** start of MATERIAL SUPPLIED **
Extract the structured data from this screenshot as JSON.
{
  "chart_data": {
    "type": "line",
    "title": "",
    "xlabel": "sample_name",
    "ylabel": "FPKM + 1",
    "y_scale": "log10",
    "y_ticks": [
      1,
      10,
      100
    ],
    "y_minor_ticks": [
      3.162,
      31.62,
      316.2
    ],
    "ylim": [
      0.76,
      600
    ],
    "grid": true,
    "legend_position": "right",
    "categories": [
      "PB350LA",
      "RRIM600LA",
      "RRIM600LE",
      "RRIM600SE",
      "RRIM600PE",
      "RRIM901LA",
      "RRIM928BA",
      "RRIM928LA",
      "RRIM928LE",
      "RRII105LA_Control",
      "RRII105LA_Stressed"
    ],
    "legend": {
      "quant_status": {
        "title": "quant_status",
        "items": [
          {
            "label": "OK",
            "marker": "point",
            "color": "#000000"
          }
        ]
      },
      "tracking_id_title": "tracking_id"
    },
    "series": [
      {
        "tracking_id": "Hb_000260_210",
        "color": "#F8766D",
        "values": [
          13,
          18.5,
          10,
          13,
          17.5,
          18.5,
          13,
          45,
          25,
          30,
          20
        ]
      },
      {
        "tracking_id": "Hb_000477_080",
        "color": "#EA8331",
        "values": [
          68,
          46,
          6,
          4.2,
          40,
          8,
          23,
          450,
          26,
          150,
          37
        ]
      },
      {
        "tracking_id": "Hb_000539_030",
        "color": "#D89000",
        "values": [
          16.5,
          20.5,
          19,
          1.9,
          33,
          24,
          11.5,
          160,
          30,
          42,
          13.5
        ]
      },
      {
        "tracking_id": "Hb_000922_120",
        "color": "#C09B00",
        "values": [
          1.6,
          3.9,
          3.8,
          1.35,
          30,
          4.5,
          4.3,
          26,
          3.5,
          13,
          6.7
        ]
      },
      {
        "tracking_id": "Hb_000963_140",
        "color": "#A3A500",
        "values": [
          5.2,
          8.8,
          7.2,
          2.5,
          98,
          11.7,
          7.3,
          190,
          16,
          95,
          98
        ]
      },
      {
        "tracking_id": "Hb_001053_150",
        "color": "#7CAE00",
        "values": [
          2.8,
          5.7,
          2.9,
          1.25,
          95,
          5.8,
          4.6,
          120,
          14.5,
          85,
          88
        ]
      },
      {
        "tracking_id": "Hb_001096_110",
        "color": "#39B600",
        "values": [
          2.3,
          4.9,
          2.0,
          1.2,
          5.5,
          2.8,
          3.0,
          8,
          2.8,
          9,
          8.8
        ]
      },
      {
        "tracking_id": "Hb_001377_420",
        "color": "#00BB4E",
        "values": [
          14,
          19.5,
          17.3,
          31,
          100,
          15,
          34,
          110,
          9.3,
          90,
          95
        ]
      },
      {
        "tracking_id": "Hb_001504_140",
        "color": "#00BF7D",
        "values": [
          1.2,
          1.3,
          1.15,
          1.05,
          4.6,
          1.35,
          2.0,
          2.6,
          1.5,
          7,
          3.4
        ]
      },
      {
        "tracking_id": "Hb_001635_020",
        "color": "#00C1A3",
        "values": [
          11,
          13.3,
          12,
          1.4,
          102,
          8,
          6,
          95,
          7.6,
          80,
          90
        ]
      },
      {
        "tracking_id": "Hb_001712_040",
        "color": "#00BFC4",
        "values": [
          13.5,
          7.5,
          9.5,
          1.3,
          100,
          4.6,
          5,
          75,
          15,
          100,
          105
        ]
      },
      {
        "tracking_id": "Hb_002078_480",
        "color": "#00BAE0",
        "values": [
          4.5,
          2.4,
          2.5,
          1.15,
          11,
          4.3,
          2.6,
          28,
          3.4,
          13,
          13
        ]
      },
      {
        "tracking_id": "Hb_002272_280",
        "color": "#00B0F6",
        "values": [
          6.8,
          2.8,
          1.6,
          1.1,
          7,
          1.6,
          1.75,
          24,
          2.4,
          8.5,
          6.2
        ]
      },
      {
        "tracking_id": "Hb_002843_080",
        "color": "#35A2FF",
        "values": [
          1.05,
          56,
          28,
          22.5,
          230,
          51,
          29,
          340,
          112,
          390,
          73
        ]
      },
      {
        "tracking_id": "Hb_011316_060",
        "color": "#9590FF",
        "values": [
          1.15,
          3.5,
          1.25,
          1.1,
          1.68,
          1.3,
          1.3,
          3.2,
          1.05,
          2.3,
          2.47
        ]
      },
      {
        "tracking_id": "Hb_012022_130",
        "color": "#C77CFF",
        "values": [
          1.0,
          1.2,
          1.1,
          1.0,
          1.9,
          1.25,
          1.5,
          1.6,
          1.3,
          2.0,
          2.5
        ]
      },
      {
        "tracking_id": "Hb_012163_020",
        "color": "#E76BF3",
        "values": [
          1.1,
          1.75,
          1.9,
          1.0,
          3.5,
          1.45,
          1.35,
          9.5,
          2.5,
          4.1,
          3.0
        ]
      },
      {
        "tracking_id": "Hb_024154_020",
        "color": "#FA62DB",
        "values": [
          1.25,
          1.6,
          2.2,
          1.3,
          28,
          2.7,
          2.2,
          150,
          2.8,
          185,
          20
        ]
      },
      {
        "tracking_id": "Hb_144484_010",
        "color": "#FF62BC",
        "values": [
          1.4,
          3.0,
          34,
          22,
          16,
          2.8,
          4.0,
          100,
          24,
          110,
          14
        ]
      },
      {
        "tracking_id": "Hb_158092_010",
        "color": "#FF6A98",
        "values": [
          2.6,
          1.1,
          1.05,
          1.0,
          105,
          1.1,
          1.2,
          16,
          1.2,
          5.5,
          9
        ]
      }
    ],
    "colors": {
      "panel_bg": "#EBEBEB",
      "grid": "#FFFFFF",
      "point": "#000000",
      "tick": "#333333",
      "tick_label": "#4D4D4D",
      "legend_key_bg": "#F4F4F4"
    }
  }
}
** end of MATERIAL SUPPLIED **
## YOUR OBJECTIVE
Every line above needs to be retyped exactly.

## SOLUTION TO THE PROBLEM
Extract the structured data from this screenshot as JSON.
{
  "chart_data": {
    "type": "line",
    "title": "",
    "xlabel": "sample_name",
    "ylabel": "FPKM + 1",
    "y_scale": "log10",
    "y_ticks": [
      1,
      10,
      100
    ],
    "y_minor_ticks": [
      3.162,
      31.62,
      316.2
    ],
    "ylim": [
      0.76,
      600
    ],
    "grid": true,
    "legend_position": "right",
    "categories": [
      "PB350LA",
      "RRIM600LA",
      "RRIM600LE",
      "RRIM600SE",
      "RRIM600PE",
      "RRIM901LA",
      "RRIM928BA",
      "RRIM928LA",
      "RRIM928LE",
      "RRII105LA_Control",
      "RRII105LA_Stressed"
    ],
    "legend": {
      "quant_status": {
        "title": "quant_status",
        "items": [
          {
            "label": "OK",
            "marker": "point",
            "color": "#000000"
          }
        ]
      },
      "tracking_id_title": "tracking_id"
    },
    "series": [
      {
        "tracking_id": "Hb_000260_210",
        "color": "#F8766D",
        "values": [
          13,
          18.5,
          10,
          13,
          17.5,
          18.5,
          13,
          45,
          25,
          30,
          20
        ]
      },
      {
        "tracking_id": "Hb_000477_080",
        "color": "#EA8331",
        "values": [
          68,
          46,
          6,
          4.2,
          40,
          8,
          23,
          450,
          26,
          150,
          37
        ]
      },
      {
        "tracking_id": "Hb_000539_030",
        "color": "#D89000",
        "values": [
          16.5,
          20.5,
          19,
          1.9,
          33,
          24,
          11.5,
          160,
          30,
          42,
          13.5
        ]
      },
      {
        "tracking_id": "Hb_000922_120",
        "color": "#C09B00",
        "values": [
          1.6,
          3.9,
          3.8,
          1.35,
          30,
          4.5,
          4.3,
          26,
          3.5,
          13,
          6.7
        ]
      },
      {
        "tracking_id": "Hb_000963_140",
        "color": "#A3A500",
        "values": [
          5.2,
          8.8,
          7.2,
          2.5,
          98,
          11.7,
          7.3,
          190,
          16,
          95,
          98
        ]
      },
      {
        "tracking_id": "Hb_001053_150",
        "color": "#7CAE00",
        "values": [
          2.8,
          5.7,
          2.9,
          1.25,
          95,
          5.8,
          4.6,
          120,
          14.5,
          85,
          88
        ]
      },
      {
        "tracking_id": "Hb_001096_110",
        "color": "#39B600",
        "values": [
          2.3,
          4.9,
          2.0,
          1.2,
          5.5,
          2.8,
          3.0,
          8,
          2.8,
          9,
          8.8
        ]
      },
      {
        "tracking_id": "Hb_001377_420",
        "color": "#00BB4E",
        "values": [
          14,
          19.5,
          17.3,
          31,
          100,
          15,
          34,
          110,
          9.3,
          90,
          95
        ]
      },
      {
        "tracking_id": "Hb_001504_140",
        "color": "#00BF7D",
        "values": [
          1.2,
          1.3,
          1.15,
          1.05,
          4.6,
          1.35,
          2.0,
          2.6,
          1.5,
          7,
          3.4
        ]
      },
      {
        "tracking_id": "Hb_001635_020",
        "color": "#00C1A3",
        "values": [
          11,
          13.3,
          12,
          1.4,
          102,
          8,
          6,
          95,
          7.6,
          80,
          90
        ]
      },
      {
        "tracking_id": "Hb_001712_040",
        "color": "#00BFC4",
        "values": [
          13.5,
          7.5,
          9.5,
          1.3,
          100,
          4.6,
          5,
          75,
          15,
          100,
          105
        ]
      },
      {
        "tracking_id": "Hb_002078_480",
        "color": "#00BAE0",
        "values": [
          4.5,
          2.4,
          2.5,
          1.15,
          11,
          4.3,
          2.6,
          28,
          3.4,
          13,
          13
        ]
      },
      {
        "tracking_id": "Hb_002272_280",
        "color": "#00B0F6",
        "values": [
          6.8,
          2.8,
          1.6,
          1.1,
          7,
          1.6,
          1.75,
          24,
          2.4,
          8.5,
          6.2
        ]
      },
      {
        "tracking_id": "Hb_002843_080",
        "color": "#35A2FF",
        "values": [
          1.05,
          56,
          28,
          22.5,
          230,
          51,
          29,
          340,
          112,
          390,
          73
        ]
      },
      {
        "tracking_id": "Hb_011316_060",
        "color": "#9590FF",
        "values": [
          1.15,
          3.5,
          1.25,
          1.1,
          1.68,
          1.3,
          1.3,
          3.2,
          1.05,
          2.3,
          2.47
        ]
      },
      {
        "tracking_id": "Hb_012022_130",
        "color": "#C77CFF",
        "values": [
          1.0,
          1.2,
          1.1,
          1.0,
          1.9,
          1.25,
          1.5,
          1.6,
          1.3,
          2.0,
          2.5
        ]
      },
      {
        "tracking_id": "Hb_012163_020",
        "color": "#E76BF3",
        "values": [
          1.1,
          1.75,
          1.9,
          1.0,
          3.5,
          1.45,
          1.35,
          9.5,
          2.5,
          4.1,
          3.0
        ]
      },
      {
        "tracking_id": "Hb_024154_020",
        "color": "#FA62DB",
        "values": [
          1.25,
          1.6,
          2.2,
          1.3,
          28,
          2.7,
          2.2,
          150,
          2.8,
          185,
          20
        ]
      },
      {
        "tracking_id": "Hb_144484_010",
        "color": "#FF62BC",
        "values": [
          1.4,
          3.0,
          34,
          22,
          16,
          2.8,
          4.0,
          100,
          24,
          110,
          14
        ]
      },
      {
        "tracking_id": "Hb_158092_010",
        "color": "#FF6A98",
        "values": [
          2.6,
          1.1,
          1.05,
          1.0,
          105,
          1.1,
          1.2,
          16,
          1.2,
          5.5,
          9
        ]
      }
    ],
    "colors": {
      "panel_bg": "#EBEBEB",
      "grid": "#FFFFFF",
      "point": "#000000",
      "tick": "#333333",
      "tick_label": "#4D4D4D",
      "legend_key_bg": "#F4F4F4"
    }
  }
}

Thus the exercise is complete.